:: OBJETIVO DO EXERCÍCIO ::
De acordo com a resenha do romance, além de qual capítulo a leitura não avançou?

:: TRECHO CITADO ::
________

Ok, eu tentei, com o julgamento mais imparcial possível, ler esse livro, e apesar de não ter passado do capítulo 6, foi o suficiente pra ter me desistimulado a continuar (e dando umas olhadas adiante a coisa não parece melhorar).
As personagens são tão profundos como uma folha de papel bíblia é grossa. Não sou da opinião de que um escritor deva sempre mostrar ao invés de contar uma história, mas aqui o Itamar parece realmente querer que sua narrativa seja sensorial (como na cena de abertura), mas ele basicamente só diz "fulana fez isso", "eu fiquei surpresa", "ciclana fedia a x", sem dar nenhum detalhe a mais das cenas para que elas fiquem impregnadas na nossa memória; acaba sendo tudo esquecível; é um texto morto, vago...
Dá pra perceber que ele parece ter arquitetado um arco bem amarrado para o romance, e com alguém enchendo a coisa com mais imaginação é possível pensar que ficaria um filme (ou minissérie da globo) bem feito, nas mãos de um Luiz Fernando Carvalho por exemplo.
Não é caso do autor ter deixado para os leitores trabalharem, muito pelo contrário, a sutileza passa longe aqui. Só nesses primeiros capítulos a narradora menciona umas trocentas vezes, de forma diferente, o fato de que a tal da faca mudou a vida das meninas, e que ela é misteriosa, e que pode ter tido um passado doloroso etc... como se o evento em si não tivesse sido marcante, como se precisássemos ser lembrados a cada novo capítulo...

________

(Anotações de caixas delimitadoras)
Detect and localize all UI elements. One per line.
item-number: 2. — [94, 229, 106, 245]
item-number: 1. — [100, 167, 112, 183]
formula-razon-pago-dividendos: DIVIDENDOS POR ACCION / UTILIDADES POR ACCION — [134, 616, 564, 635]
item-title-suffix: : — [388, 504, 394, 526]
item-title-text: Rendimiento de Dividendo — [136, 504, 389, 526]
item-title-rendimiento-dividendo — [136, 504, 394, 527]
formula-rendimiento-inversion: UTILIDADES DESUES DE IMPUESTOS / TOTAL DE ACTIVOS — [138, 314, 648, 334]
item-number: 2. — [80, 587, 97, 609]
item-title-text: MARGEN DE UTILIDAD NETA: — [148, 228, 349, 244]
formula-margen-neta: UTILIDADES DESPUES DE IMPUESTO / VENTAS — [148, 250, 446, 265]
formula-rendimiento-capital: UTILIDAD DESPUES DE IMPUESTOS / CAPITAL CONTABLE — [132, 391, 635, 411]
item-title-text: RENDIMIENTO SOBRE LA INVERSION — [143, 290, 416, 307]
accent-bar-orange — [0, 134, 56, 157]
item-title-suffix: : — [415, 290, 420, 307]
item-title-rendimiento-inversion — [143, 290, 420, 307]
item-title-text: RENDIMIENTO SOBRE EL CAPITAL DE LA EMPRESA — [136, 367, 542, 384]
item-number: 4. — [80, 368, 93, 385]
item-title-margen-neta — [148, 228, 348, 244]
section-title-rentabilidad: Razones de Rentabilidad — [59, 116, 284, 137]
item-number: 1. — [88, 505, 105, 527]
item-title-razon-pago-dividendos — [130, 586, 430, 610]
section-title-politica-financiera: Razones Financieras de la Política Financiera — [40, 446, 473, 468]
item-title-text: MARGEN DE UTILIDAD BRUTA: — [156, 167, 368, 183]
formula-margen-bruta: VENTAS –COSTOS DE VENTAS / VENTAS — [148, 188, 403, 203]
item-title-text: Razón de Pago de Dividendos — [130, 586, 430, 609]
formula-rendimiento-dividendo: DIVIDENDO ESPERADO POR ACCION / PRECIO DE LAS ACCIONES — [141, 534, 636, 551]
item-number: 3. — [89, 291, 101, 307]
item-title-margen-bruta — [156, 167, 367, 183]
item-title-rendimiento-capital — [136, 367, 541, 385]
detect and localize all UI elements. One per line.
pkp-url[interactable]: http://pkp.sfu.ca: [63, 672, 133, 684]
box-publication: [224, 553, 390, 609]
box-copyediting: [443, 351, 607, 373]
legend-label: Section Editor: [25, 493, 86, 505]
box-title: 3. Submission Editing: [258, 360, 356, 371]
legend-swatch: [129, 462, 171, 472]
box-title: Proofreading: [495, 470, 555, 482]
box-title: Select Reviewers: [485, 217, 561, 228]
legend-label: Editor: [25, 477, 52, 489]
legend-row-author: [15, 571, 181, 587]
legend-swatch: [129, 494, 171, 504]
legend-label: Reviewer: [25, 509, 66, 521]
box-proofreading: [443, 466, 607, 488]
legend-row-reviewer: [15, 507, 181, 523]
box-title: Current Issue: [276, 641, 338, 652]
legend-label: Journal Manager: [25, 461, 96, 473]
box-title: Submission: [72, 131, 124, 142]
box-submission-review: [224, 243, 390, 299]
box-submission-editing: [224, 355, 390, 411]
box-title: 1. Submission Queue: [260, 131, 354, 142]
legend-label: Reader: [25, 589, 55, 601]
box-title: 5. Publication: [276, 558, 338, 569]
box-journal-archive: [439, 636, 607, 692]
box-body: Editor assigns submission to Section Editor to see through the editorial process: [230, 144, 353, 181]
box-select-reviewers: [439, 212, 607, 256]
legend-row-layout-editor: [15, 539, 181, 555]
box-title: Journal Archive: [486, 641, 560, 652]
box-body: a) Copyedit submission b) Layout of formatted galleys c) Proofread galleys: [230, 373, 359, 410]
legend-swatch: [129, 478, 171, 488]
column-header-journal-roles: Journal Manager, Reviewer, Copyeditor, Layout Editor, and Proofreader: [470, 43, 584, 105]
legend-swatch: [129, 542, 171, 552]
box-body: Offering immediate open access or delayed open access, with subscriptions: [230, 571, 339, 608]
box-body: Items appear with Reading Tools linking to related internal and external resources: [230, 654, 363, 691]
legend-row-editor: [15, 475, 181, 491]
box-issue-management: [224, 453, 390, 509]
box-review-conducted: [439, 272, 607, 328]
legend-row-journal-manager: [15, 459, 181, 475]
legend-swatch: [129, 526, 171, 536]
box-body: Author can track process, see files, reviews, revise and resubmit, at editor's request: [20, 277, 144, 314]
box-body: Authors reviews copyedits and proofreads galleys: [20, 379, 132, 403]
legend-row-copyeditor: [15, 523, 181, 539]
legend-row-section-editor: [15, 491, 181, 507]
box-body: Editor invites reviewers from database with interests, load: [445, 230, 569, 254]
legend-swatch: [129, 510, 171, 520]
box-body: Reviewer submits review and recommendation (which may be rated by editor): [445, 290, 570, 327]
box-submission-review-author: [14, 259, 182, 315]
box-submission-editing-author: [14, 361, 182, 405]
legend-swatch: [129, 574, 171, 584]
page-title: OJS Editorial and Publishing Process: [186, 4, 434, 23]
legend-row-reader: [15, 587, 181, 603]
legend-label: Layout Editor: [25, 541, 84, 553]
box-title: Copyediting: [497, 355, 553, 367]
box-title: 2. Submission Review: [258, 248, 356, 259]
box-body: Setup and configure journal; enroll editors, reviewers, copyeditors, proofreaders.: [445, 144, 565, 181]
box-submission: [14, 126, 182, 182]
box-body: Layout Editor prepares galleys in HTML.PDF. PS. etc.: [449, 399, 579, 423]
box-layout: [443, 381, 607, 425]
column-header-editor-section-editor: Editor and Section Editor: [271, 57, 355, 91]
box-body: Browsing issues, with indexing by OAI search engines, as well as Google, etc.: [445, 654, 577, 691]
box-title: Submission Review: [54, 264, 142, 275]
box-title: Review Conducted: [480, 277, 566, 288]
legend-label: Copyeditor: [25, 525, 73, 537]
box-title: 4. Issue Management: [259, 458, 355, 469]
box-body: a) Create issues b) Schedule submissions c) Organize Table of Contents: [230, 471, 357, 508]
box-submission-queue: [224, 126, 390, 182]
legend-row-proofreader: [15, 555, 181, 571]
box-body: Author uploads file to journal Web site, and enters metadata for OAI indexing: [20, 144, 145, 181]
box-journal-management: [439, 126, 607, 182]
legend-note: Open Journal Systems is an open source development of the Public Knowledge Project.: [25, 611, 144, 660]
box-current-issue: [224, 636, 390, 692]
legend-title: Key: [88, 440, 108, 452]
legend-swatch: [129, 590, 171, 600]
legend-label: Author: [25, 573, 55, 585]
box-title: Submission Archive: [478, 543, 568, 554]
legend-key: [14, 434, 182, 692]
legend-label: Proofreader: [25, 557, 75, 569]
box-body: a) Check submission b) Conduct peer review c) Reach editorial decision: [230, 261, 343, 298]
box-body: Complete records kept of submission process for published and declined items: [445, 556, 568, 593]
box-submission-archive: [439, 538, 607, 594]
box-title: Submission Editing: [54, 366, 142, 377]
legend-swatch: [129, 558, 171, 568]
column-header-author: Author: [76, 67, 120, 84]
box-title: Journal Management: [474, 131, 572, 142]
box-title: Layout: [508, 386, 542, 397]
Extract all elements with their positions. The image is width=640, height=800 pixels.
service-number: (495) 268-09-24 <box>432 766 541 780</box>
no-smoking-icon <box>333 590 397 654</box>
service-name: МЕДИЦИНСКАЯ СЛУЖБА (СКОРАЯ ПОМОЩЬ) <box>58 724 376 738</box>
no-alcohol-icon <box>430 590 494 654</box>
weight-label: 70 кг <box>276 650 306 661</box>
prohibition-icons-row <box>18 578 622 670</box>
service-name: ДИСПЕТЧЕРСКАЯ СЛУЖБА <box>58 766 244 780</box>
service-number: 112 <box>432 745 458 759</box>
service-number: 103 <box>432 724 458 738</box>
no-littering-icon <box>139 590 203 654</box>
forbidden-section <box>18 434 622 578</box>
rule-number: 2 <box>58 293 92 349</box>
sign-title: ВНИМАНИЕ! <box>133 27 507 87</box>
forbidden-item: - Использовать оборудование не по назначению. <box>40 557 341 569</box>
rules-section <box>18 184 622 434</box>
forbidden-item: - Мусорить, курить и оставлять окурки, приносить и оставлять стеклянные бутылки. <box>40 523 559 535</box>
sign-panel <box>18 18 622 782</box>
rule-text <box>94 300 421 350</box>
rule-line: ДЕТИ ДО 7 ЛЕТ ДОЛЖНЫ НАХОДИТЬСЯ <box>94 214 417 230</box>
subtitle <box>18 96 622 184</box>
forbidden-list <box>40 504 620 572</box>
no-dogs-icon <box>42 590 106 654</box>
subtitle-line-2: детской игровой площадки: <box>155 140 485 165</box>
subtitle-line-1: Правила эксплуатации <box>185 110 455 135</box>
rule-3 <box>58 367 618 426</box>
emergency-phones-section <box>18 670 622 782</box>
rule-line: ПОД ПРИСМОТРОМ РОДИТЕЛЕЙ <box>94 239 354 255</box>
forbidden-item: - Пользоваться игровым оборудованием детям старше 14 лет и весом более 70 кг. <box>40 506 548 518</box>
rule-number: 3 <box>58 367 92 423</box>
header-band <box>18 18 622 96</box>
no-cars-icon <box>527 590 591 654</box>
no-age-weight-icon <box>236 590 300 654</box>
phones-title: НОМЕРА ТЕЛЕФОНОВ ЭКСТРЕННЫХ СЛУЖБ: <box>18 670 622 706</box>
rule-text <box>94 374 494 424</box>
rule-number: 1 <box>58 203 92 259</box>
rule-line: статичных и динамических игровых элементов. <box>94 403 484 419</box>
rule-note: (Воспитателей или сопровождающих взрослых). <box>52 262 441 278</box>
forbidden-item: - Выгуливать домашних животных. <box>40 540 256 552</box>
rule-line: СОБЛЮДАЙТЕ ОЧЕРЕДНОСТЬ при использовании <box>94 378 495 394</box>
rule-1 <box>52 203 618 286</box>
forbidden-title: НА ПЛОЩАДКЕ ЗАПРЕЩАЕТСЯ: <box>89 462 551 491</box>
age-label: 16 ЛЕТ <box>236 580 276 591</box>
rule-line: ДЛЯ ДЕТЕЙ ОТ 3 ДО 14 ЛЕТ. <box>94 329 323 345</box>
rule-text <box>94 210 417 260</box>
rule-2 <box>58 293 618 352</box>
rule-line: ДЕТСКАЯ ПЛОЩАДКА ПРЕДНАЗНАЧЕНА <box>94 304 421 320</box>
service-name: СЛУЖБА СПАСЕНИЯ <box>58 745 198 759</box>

________

:: RESULTADO DA TAREFA ::
A leitura não avançou além do capítulo 6.